◆ Objective
Reproduce every entry below precisely; do not include the pictures.

◆ The records
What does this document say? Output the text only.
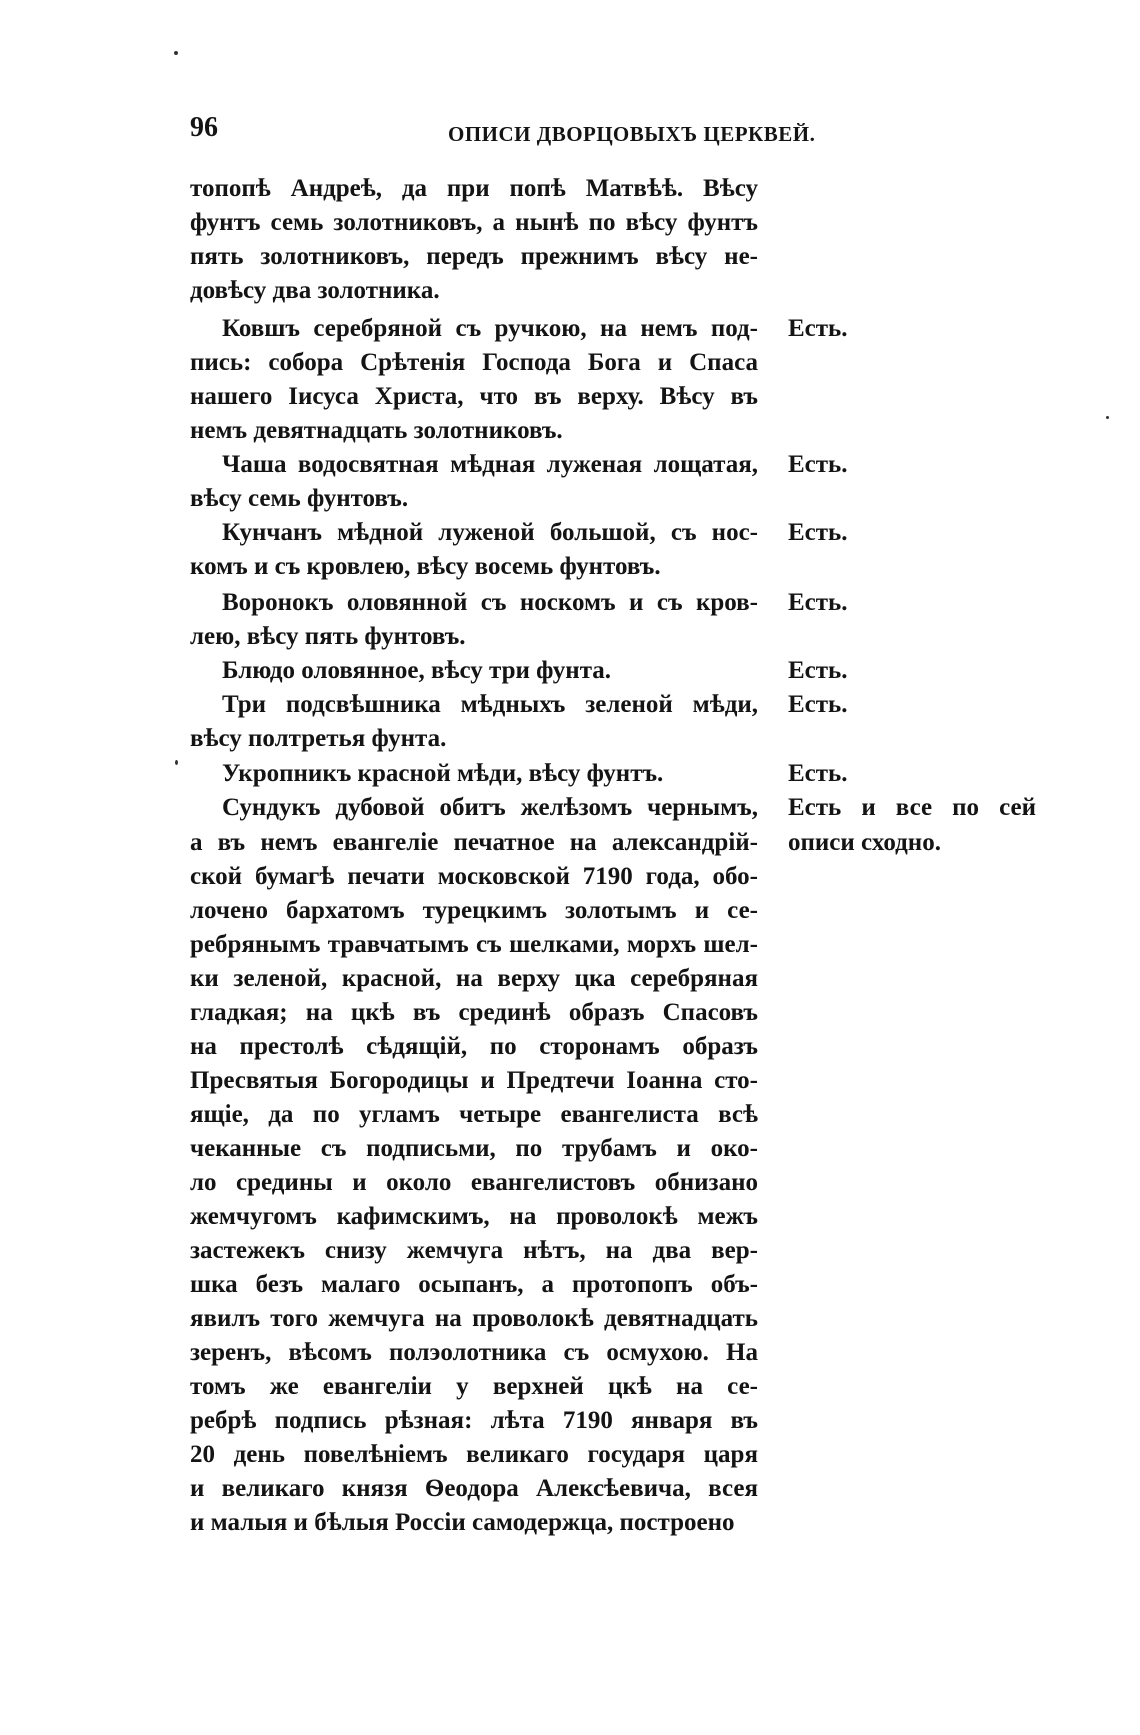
96	ОПИСИ ДВОРЦОВЫХЪ ЦЕРКВЕЙ.
топопѣ Андреѣ, да при попѣ Матвѣѣ. Вѣсу
фунтъ семь золотниковъ, а нынѣ по вѣсу фунтъ
пять золотниковъ, передъ прежнимъ вѣсу не-
довѣсу два золотника.
Ковшъ серебряной съ ручкою, на немъ под-
пись: собора Срѣтенія Господа Бога и Спаса
нашего Іисуса Христа, что въ верху. Вѣсу въ
немъ девятнадцать золотниковъ.
Чаша водосвятная мѣдная луженая лощатая,
вѣсу семь фунтовъ.
Кунчанъ мѣдной луженой большой, съ нос-
комъ и съ кровлею, вѣсу восемь фунтовъ.
Воронокъ оловянной съ носкомъ и съ кров-
лею, вѣсу пять фунтовъ.
Блюдо оловянное, вѣсу три фунта.
Три подсвѣшника мѣдныхъ зеленой мѣди,
вѣсу полтретья фунта.
Укропникъ красной мѣди, вѣсу фунтъ.
Сундукъ дубовой обитъ желѣзомъ чернымъ,
а въ немъ евангеліе печатное на александрій-
ской бумагѣ печати московской 7190 года, обо-
лочено бархатомъ турецкимъ золотымъ и се-
ребрянымъ травчатымъ съ шелками, морхъ шел-
ки зеленой, красной, на верху цка серебряная
гладкая; на цкѣ въ срединѣ образъ Спасовъ
на престолѣ сѣдящій, по сторонамъ образъ
Пресвятыя Богородицы и Предтечи Іоанна сто-
ящіе, да по угламъ четыре евангелиста всѣ
чеканные съ подписьми, по трубамъ и око-
ло средины и около евангелистовъ обнизано
жемчугомъ кафимскимъ, на проволокѣ межъ
застежекъ снизу жемчуга нѣтъ, на два вер-
шка безъ малаго осыпанъ, а протопопъ объ-
явилъ того жемчуга на проволокѣ девятнадцать
зеренъ, вѣсомъ полэолотника съ осмухою. На
томъ же евангеліи у верхней цкѣ на се-
ребрѣ подпись рѣзная: лѣта 7190 января въ
20 день повелѣніемъ великаго государя царя
и великаго князя Ѳеодора Алексѣевича, всея
и малыя и бѣлыя Россіи самодержца, построено
Есть.
Есть.
Есть.
Есть.
Есть.
Есть.
Есть.
Есть и все по сей
описи сходно.
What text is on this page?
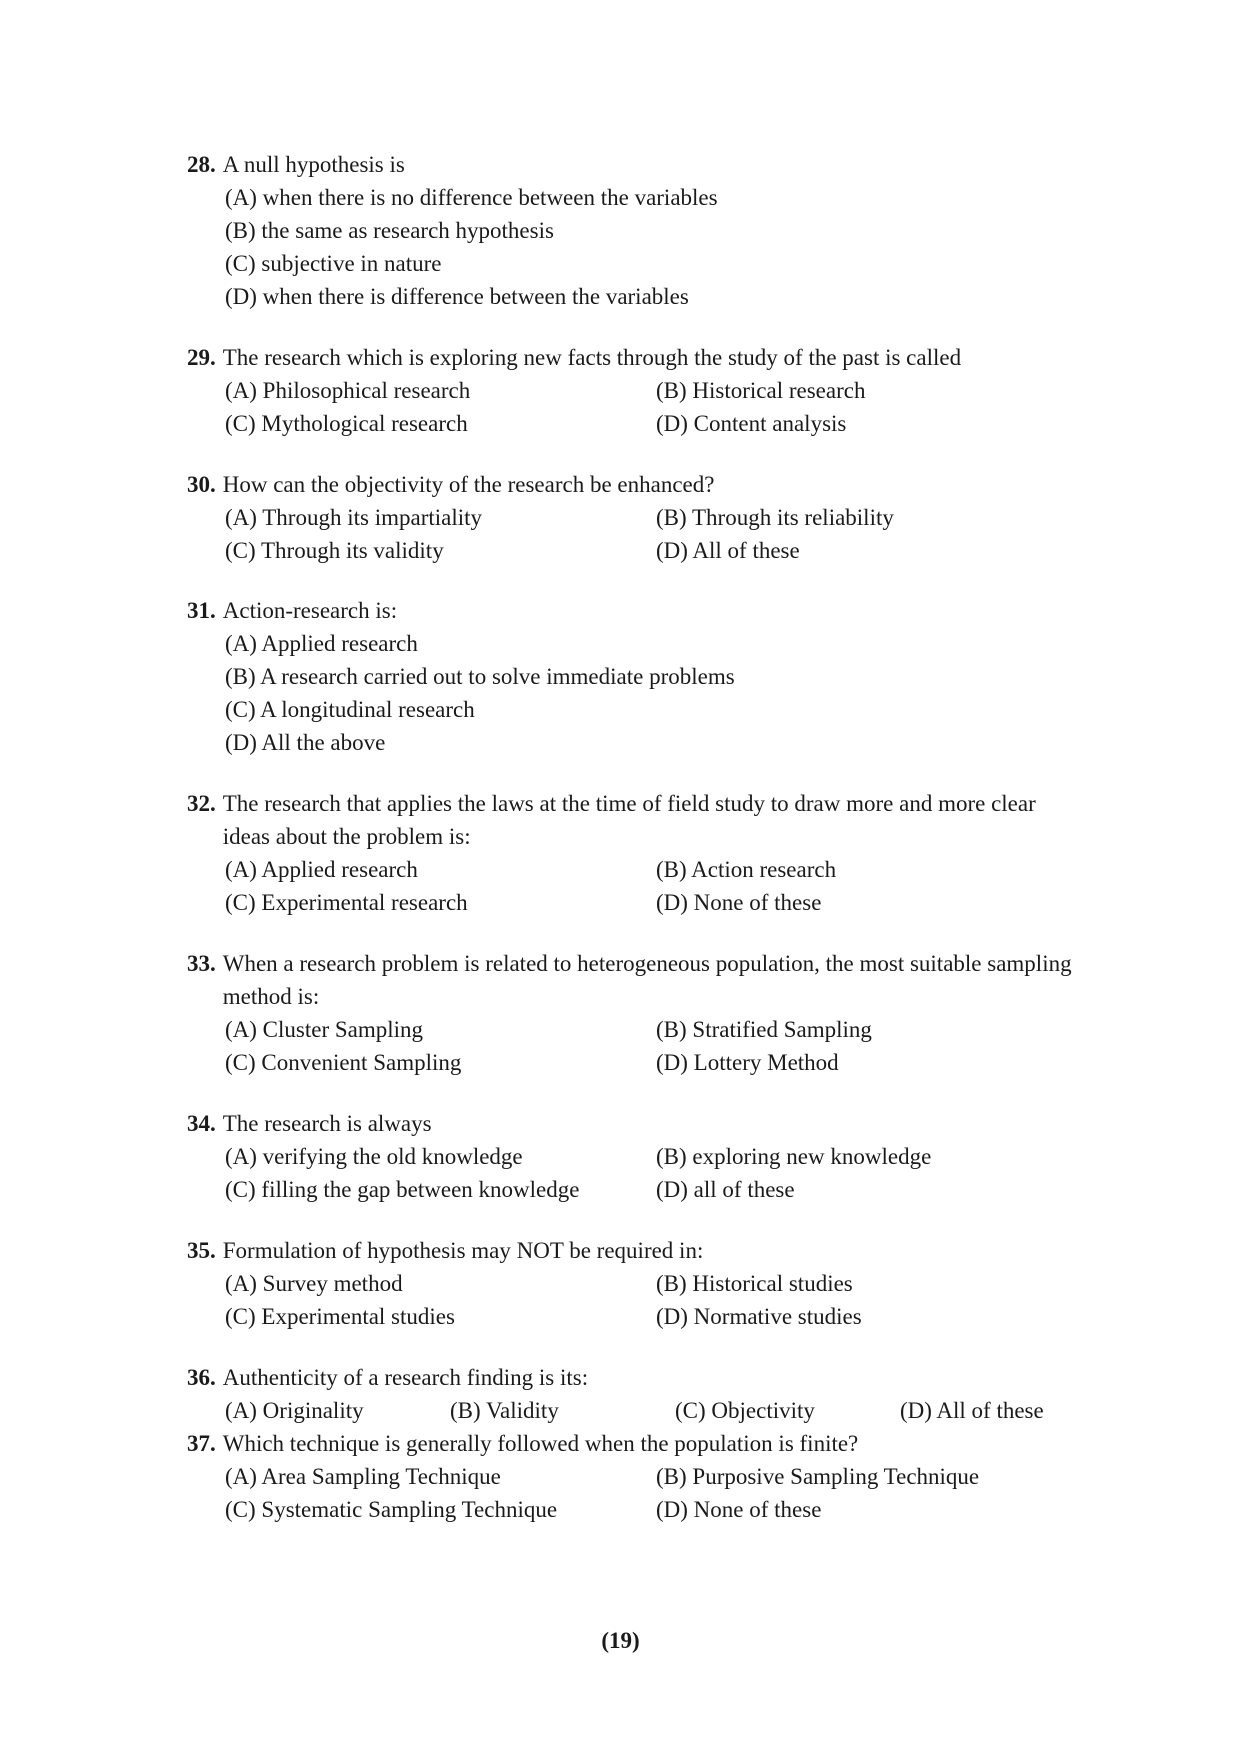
28. A null hypothesis is
(A) when there is no difference between the variables
(B) the same as research hypothesis
(C) subjective in nature
(D) when there is difference between the variables
29. The research which is exploring new facts through the study of the past is called
(A) Philosophical research	(B) Historical research
(C) Mythological research	(D) Content analysis
30. How can the objectivity of the research be enhanced?
(A) Through its impartiality	(B) Through its reliability
(C) Through its validity	(D) All of these
31. Action-research is:
(A) Applied research
(B) A research carried out to solve immediate problems
(C) A longitudinal research
(D) All the above
32. The research that applies the laws at the time of field study to draw more and more clear ideas about the problem is:
(A) Applied research	(B) Action research
(C) Experimental research	(D) None of these
33. When a research problem is related to heterogeneous population, the most suitable sampling method is:
(A) Cluster Sampling	(B) Stratified Sampling
(C) Convenient Sampling	(D) Lottery Method
34. The research is always
(A) verifying the old knowledge	(B) exploring new knowledge
(C) filling the gap between knowledge	(D) all of these
35. Formulation of hypothesis may NOT be required in:
(A) Survey method	(B) Historical studies
(C) Experimental studies	(D) Normative studies
36. Authenticity of a research finding is its:
(A) Originality	(B) Validity	(C) Objectivity	(D) All of these
37. Which technique is generally followed when the population is finite?
(A) Area Sampling Technique	(B) Purposive Sampling Technique
(C) Systematic Sampling Technique	(D) None of these
(19)
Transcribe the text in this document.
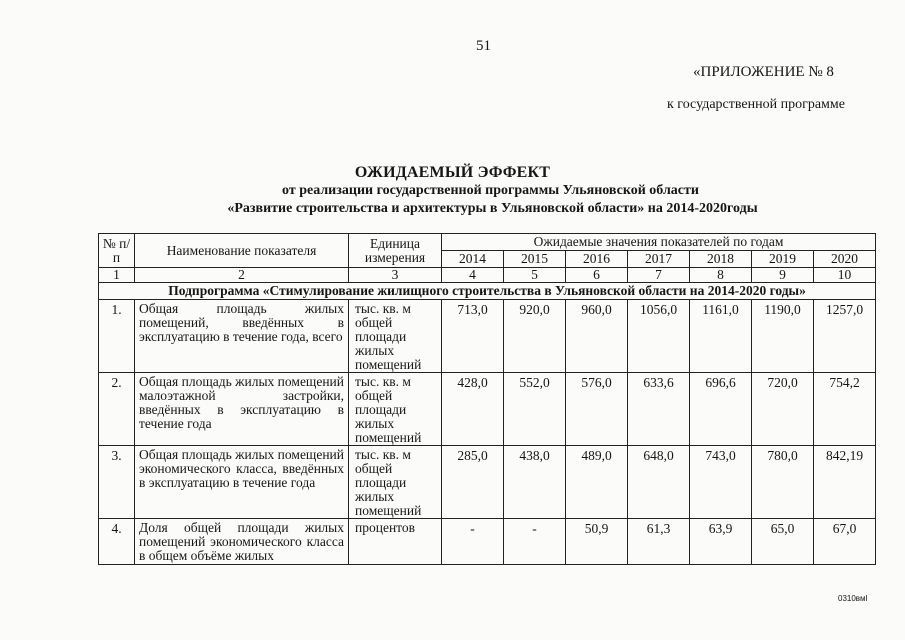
51
«ПРИЛОЖЕНИЕ № 8
к государственной программе
ОЖИДАЕМЫЙ ЭФФЕКТ
от реализации государственной программы Ульяновской области
«Развитие строительства и архитектуры в Ульяновской области» на 2014-2020годы
№ п/п	Наименование показателя	Единица измерения	Ожидаемые значения показателей по годам						
			2014	2015	2016	2017	2018	2019	2020
1	2	3	4	5	6	7	8	9	10
Подпрограмма «Стимулирование жилищного строительства в Ульяновской области на 2014-2020 годы»									
1.	Общая площадь жилых помещений, введённых в эксплуатацию в течение года, всего	тыс. кв. м общей площади жилых помещений	713,0	920,0	960,0	1056,0	1161,0	1190,0	1257,0
2.	Общая площадь жилых помещений малоэтажной застройки, введённых в эксплуатацию в течение года	тыс. кв. м общей площади жилых помещений	428,0	552,0	576,0	633,6	696,6	720,0	754,2
3.	Общая площадь жилых помещений экономического класса, введённых в эксплуатацию в течение года	тыс. кв. м общей площади жилых помещений	285,0	438,0	489,0	648,0	743,0	780,0	842,19
4.	Доля общей площади жилых помещений экономического класса в общем объёме жилых	процентов	-	-	50,9	61,3	63,9	65,0	67,0
0310вмI
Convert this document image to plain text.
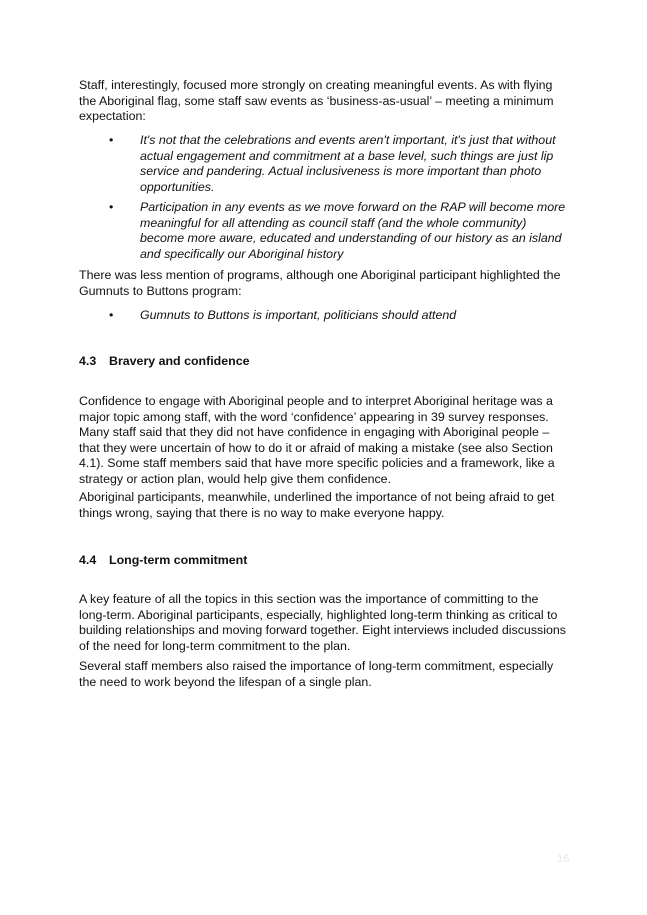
Staff, interestingly, focused more strongly on creating meaningful events. As with flying the Aboriginal flag, some staff saw events as ‘business-as-usual’ – meeting a minimum expectation:

•	It's not that the celebrations and events aren't important, it's just that without actual engagement and commitment at a base level, such things are just lip service and pandering. Actual inclusiveness is more important than photo opportunities.

•	Participation in any events as we move forward on the RAP will become more meaningful for all attending as council staff (and the whole community) become more aware, educated and understanding of our history as an island and specifically our Aboriginal history

There was less mention of programs, although one Aboriginal participant highlighted the Gumnuts to Buttons program:

•	Gumnuts to Buttons is important, politicians should attend

4.3 Bravery and confidence

Confidence to engage with Aboriginal people and to interpret Aboriginal heritage was a major topic among staff, with the word ‘confidence’ appearing in 39 survey responses. Many staff said that they did not have confidence in engaging with Aboriginal people – that they were uncertain of how to do it or afraid of making a mistake (see also Section 4.1). Some staff members said that have more specific policies and a framework, like a strategy or action plan, would help give them confidence.

Aboriginal participants, meanwhile, underlined the importance of not being afraid to get things wrong, saying that there is no way to make everyone happy.

4.4 Long-term commitment

A key feature of all the topics in this section was the importance of committing to the long-term. Aboriginal participants, especially, highlighted long-term thinking as critical to building relationships and moving forward together. Eight interviews included discussions of the need for long-term commitment to the plan.

Several staff members also raised the importance of long-term commitment, especially the need to work beyond the lifespan of a single plan.

16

◆ Result of the exercise
What does this document say? Output the text only.
96	ОПИСИ ДВОРЦОВЫХЪ ЦЕРКВЕЙ.
топопѣ Андреѣ, да при попѣ Матвѣѣ. Вѣсу
фунтъ семь золотниковъ, а нынѣ по вѣсу фунтъ
пять золотниковъ, передъ прежнимъ вѣсу не-
довѣсу два золотника.
Ковшъ серебряной съ ручкою, на немъ под-
пись: собора Срѣтенія Господа Бога и Спаса
нашего Іисуса Христа, что въ верху. Вѣсу въ
немъ девятнадцать золотниковъ.
Чаша водосвятная мѣдная луженая лощатая,
вѣсу семь фунтовъ.
Кунчанъ мѣдной луженой большой, съ нос-
комъ и съ кровлею, вѣсу восемь фунтовъ.
Воронокъ оловянной съ носкомъ и съ кров-
лею, вѣсу пять фунтовъ.
Блюдо оловянное, вѣсу три фунта.
Три подсвѣшника мѣдныхъ зеленой мѣди,
вѣсу полтретья фунта.
Укропникъ красной мѣди, вѣсу фунтъ.
Сундукъ дубовой обитъ желѣзомъ чернымъ,
а въ немъ евангеліе печатное на александрій-
ской бумагѣ печати московской 7190 года, обо-
лочено бархатомъ турецкимъ золотымъ и се-
ребрянымъ травчатымъ съ шелками, морхъ шел-
ки зеленой, красной, на верху цка серебряная
гладкая; на цкѣ въ срединѣ образъ Спасовъ
на престолѣ сѣдящій, по сторонамъ образъ
Пресвятыя Богородицы и Предтечи Іоанна сто-
ящіе, да по угламъ четыре евангелиста всѣ
чеканные съ подписьми, по трубамъ и око-
ло средины и около евангелистовъ обнизано
жемчугомъ кафимскимъ, на проволокѣ межъ
застежекъ снизу жемчуга нѣтъ, на два вер-
шка безъ малаго осыпанъ, а протопопъ объ-
явилъ того жемчуга на проволокѣ девятнадцать
зеренъ, вѣсомъ полэолотника съ осмухою. На
томъ же евангеліи у верхней цкѣ на се-
ребрѣ подпись рѣзная: лѣта 7190 января въ
20 день повелѣніемъ великаго государя царя
и великаго князя Ѳеодора Алексѣевича, всея
и малыя и бѣлыя Россіи самодержца, построено
Есть.
Есть.
Есть.
Есть.
Есть.
Есть.
Есть.
Есть и все по сей
описи сходно.
What text is on this page?
28. A null hypothesis is
(A) when there is no difference between the variables
(B) the same as research hypothesis
(C) subjective in nature
(D) when there is difference between the variables
29. The research which is exploring new facts through the study of the past is called
(A) Philosophical research	(B) Historical research
(C) Mythological research	(D) Content analysis
30. How can the objectivity of the research be enhanced?
(A) Through its impartiality	(B) Through its reliability
(C) Through its validity	(D) All of these
31. Action-research is:
(A) Applied research
(B) A research carried out to solve immediate problems
(C) A longitudinal research
(D) All the above
32. The research that applies the laws at the time of field study to draw more and more clear ideas about the problem is:
(A) Applied research	(B) Action research
(C) Experimental research	(D) None of these
33. When a research problem is related to heterogeneous population, the most suitable sampling method is:
(A) Cluster Sampling	(B) Stratified Sampling
(C) Convenient Sampling	(D) Lottery Method
34. The research is always
(A) verifying the old knowledge	(B) exploring new knowledge
(C) filling the gap between knowledge	(D) all of these
35. Formulation of hypothesis may NOT be required in:
(A) Survey method	(B) Historical studies
(C) Experimental studies	(D) Normative studies
36. Authenticity of a research finding is its:
(A) Originality	(B) Validity	(C) Objectivity	(D) All of these
37. Which technique is generally followed when the population is finite?
(A) Area Sampling Technique	(B) Purposive Sampling Technique
(C) Systematic Sampling Technique	(D) None of these
(19)
Transcribe the text in this document.
51
«ПРИЛОЖЕНИЕ № 8
к государственной программе
ОЖИДАЕМЫЙ ЭФФЕКТ
от реализации государственной программы Ульяновской области
«Развитие строительства и архитектуры в Ульяновской области» на 2014-2020годы
№ п/п	Наименование показателя	Единица измерения	Ожидаемые значения показателей по годам						
			2014	2015	2016	2017	2018	2019	2020
1	2	3	4	5	6	7	8	9	10
Подпрограмма «Стимулирование жилищного строительства в Ульяновской области на 2014-2020 годы»									
1.	Общая площадь жилых помещений, введённых в эксплуатацию в течение года, всего	тыс. кв. м общей площади жилых помещений	713,0	920,0	960,0	1056,0	1161,0	1190,0	1257,0
2.	Общая площадь жилых помещений малоэтажной застройки, введённых в эксплуатацию в течение года	тыс. кв. м общей площади жилых помещений	428,0	552,0	576,0	633,6	696,6	720,0	754,2
3.	Общая площадь жилых помещений экономического класса, введённых в эксплуатацию в течение года	тыс. кв. м общей площади жилых помещений	285,0	438,0	489,0	648,0	743,0	780,0	842,19
4.	Доля общей площади жилых помещений экономического класса в общем объёме жилых	процентов	-	-	50,9	61,3	63,9	65,0	67,0
0310вмI
Convert this document image to plain text.
Staff, interestingly, focused more strongly on creating meaningful events. As with flying the Aboriginal flag, some staff saw events as ‘business-as-usual’ – meeting a minimum expectation:

•	It's not that the celebrations and events aren't important, it's just that without actual engagement and commitment at a base level, such things are just lip service and pandering. Actual inclusiveness is more important than photo opportunities.

•	Participation in any events as we move forward on the RAP will become more meaningful for all attending as council staff (and the whole community) become more aware, educated and understanding of our history as an island and specifically our Aboriginal history

There was less mention of programs, although one Aboriginal participant highlighted the Gumnuts to Buttons program:

•	Gumnuts to Buttons is important, politicians should attend

4.3 Bravery and confidence

Confidence to engage with Aboriginal people and to interpret Aboriginal heritage was a major topic among staff, with the word ‘confidence’ appearing in 39 survey responses. Many staff said that they did not have confidence in engaging with Aboriginal people – that they were uncertain of how to do it or afraid of making a mistake (see also Section 4.1). Some staff members said that have more specific policies and a framework, like a strategy or action plan, would help give them confidence.

Aboriginal participants, meanwhile, underlined the importance of not being afraid to get things wrong, saying that there is no way to make everyone happy.

4.4 Long-term commitment

A key feature of all the topics in this section was the importance of committing to the long-term. Aboriginal participants, especially, highlighted long-term thinking as critical to building relationships and moving forward together. Eight interviews included discussions of the need for long-term commitment to the plan.

Several staff members also raised the importance of long-term commitment, especially the need to work beyond the lifespan of a single plan.

16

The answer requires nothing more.